▶ [Stated task]: Word for word, print each line of the listing below; pictures stay out.

------ Input records ------

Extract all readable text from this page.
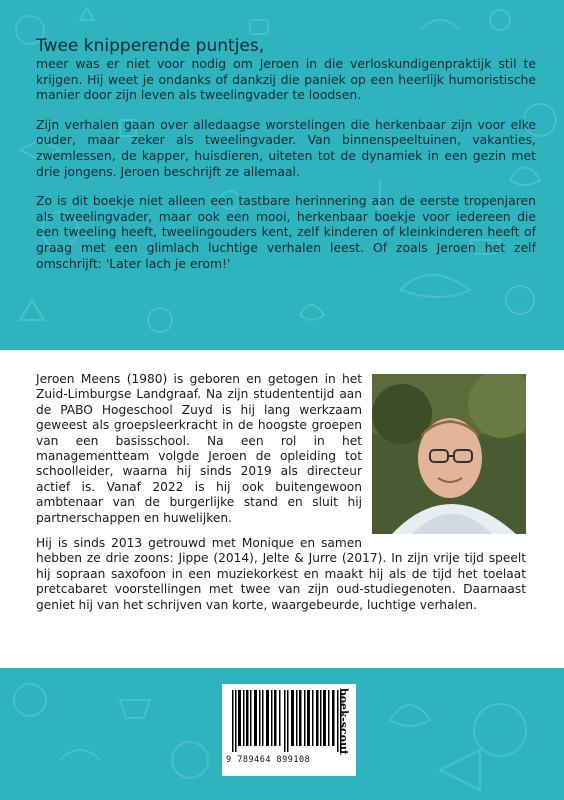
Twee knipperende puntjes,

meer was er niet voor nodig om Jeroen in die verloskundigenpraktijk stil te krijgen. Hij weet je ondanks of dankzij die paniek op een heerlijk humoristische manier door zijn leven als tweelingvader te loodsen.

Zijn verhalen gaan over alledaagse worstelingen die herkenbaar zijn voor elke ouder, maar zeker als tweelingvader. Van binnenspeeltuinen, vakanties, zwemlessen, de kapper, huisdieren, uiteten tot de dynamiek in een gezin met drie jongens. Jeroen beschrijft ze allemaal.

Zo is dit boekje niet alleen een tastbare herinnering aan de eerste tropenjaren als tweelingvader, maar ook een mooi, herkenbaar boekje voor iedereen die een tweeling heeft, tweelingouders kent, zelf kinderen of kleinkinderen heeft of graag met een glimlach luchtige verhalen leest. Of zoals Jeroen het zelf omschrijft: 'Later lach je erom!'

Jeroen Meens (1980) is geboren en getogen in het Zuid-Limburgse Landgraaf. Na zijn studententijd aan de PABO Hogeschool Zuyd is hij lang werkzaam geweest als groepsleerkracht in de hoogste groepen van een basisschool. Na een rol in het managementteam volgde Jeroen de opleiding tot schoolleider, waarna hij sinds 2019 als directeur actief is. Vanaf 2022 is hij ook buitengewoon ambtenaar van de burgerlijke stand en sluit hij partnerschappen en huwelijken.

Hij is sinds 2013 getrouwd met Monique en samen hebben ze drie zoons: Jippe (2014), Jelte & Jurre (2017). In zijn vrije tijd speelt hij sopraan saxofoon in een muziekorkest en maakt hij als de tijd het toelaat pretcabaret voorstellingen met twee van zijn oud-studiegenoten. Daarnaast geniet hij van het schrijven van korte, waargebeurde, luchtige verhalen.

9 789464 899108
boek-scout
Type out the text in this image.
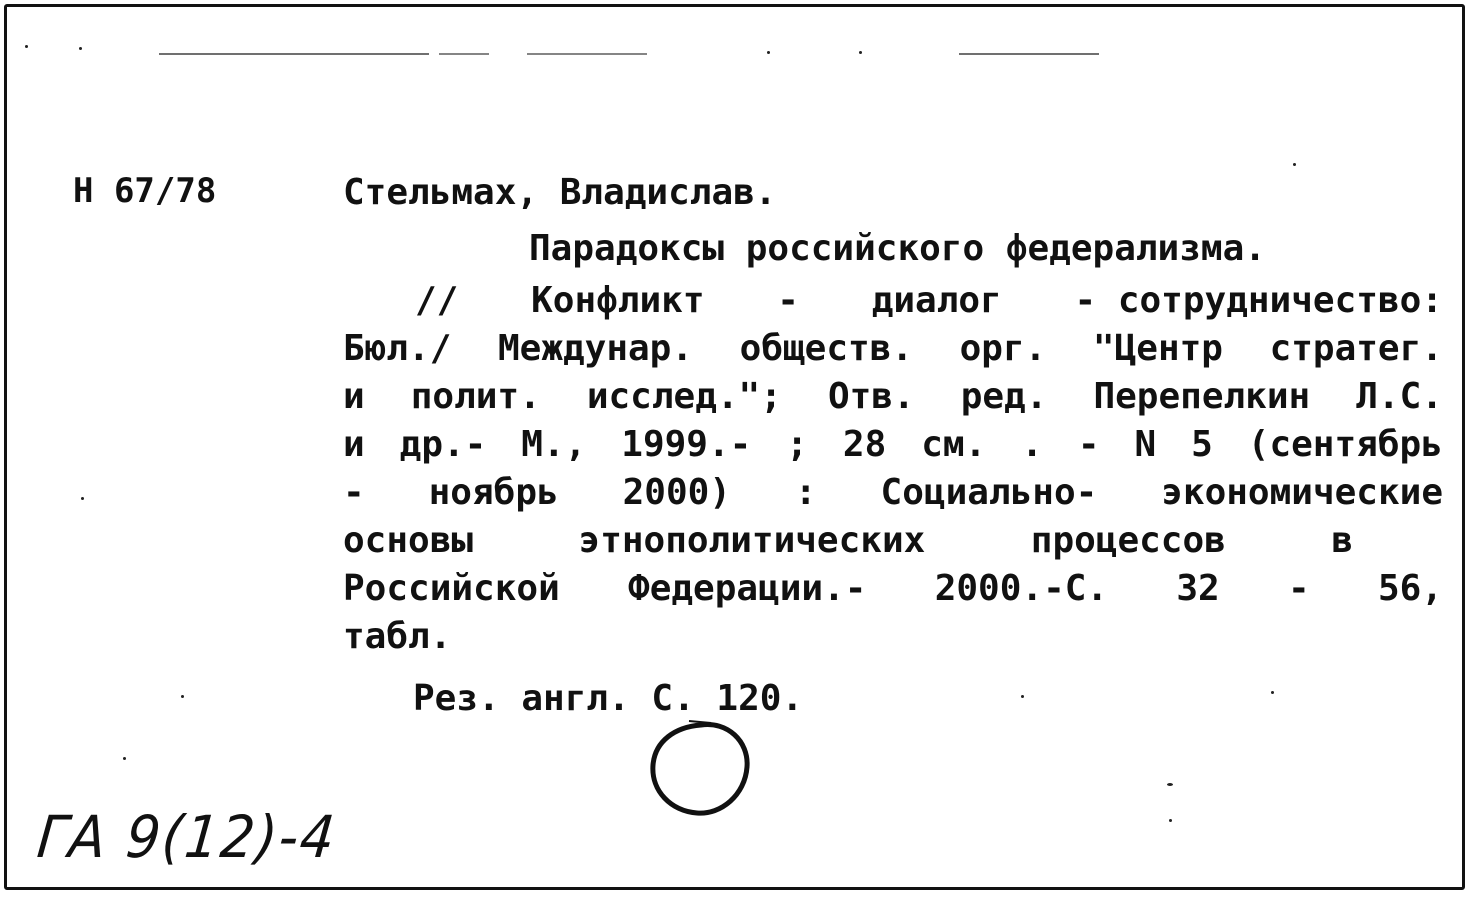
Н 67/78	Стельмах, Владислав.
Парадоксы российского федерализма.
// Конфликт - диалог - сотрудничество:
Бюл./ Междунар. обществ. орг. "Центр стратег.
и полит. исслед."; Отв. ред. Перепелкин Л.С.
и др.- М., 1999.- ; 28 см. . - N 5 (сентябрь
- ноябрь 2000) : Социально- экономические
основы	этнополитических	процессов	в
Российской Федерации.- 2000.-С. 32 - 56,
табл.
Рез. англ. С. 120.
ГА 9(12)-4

------

▶ [Solution]:
Extract all readable text from this page.
Twee knipperende puntjes,

meer was er niet voor nodig om Jeroen in die verloskundigenpraktijk stil te krijgen. Hij weet je ondanks of dankzij die paniek op een heerlijk humoristische manier door zijn leven als tweelingvader te loodsen.

Zijn verhalen gaan over alledaagse worstelingen die herkenbaar zijn voor elke ouder, maar zeker als tweelingvader. Van binnenspeeltuinen, vakanties, zwemlessen, de kapper, huisdieren, uiteten tot de dynamiek in een gezin met drie jongens. Jeroen beschrijft ze allemaal.

Zo is dit boekje niet alleen een tastbare herinnering aan de eerste tropenjaren als tweelingvader, maar ook een mooi, herkenbaar boekje voor iedereen die een tweeling heeft, tweelingouders kent, zelf kinderen of kleinkinderen heeft of graag met een glimlach luchtige verhalen leest. Of zoals Jeroen het zelf omschrijft: 'Later lach je erom!'

Jeroen Meens (1980) is geboren en getogen in het Zuid-Limburgse Landgraaf. Na zijn studententijd aan de PABO Hogeschool Zuyd is hij lang werkzaam geweest als groepsleerkracht in de hoogste groepen van een basisschool. Na een rol in het managementteam volgde Jeroen de opleiding tot schoolleider, waarna hij sinds 2019 als directeur actief is. Vanaf 2022 is hij ook buitengewoon ambtenaar van de burgerlijke stand en sluit hij partnerschappen en huwelijken.

Hij is sinds 2013 getrouwd met Monique en samen hebben ze drie zoons: Jippe (2014), Jelte & Jurre (2017). In zijn vrije tijd speelt hij sopraan saxofoon in een muziekorkest en maakt hij als de tijd het toelaat pretcabaret voorstellingen met twee van zijn oud-studiegenoten. Daarnaast geniet hij van het schrijven van korte, waargebeurde, luchtige verhalen.

9 789464 899108
boek-scout
Type out the text in this image.
Н 67/78	Стельмах, Владислав.
Парадоксы российского федерализма.
// Конфликт - диалог - сотрудничество:
Бюл./ Междунар. обществ. орг. "Центр стратег.
и полит. исслед."; Отв. ред. Перепелкин Л.С.
и др.- М., 1999.- ; 28 см. . - N 5 (сентябрь
- ноябрь 2000) : Социально- экономические
основы	этнополитических	процессов	в
Российской Федерации.- 2000.-С. 32 - 56,
табл.
Рез. англ. С. 120.
ГА 9(12)-4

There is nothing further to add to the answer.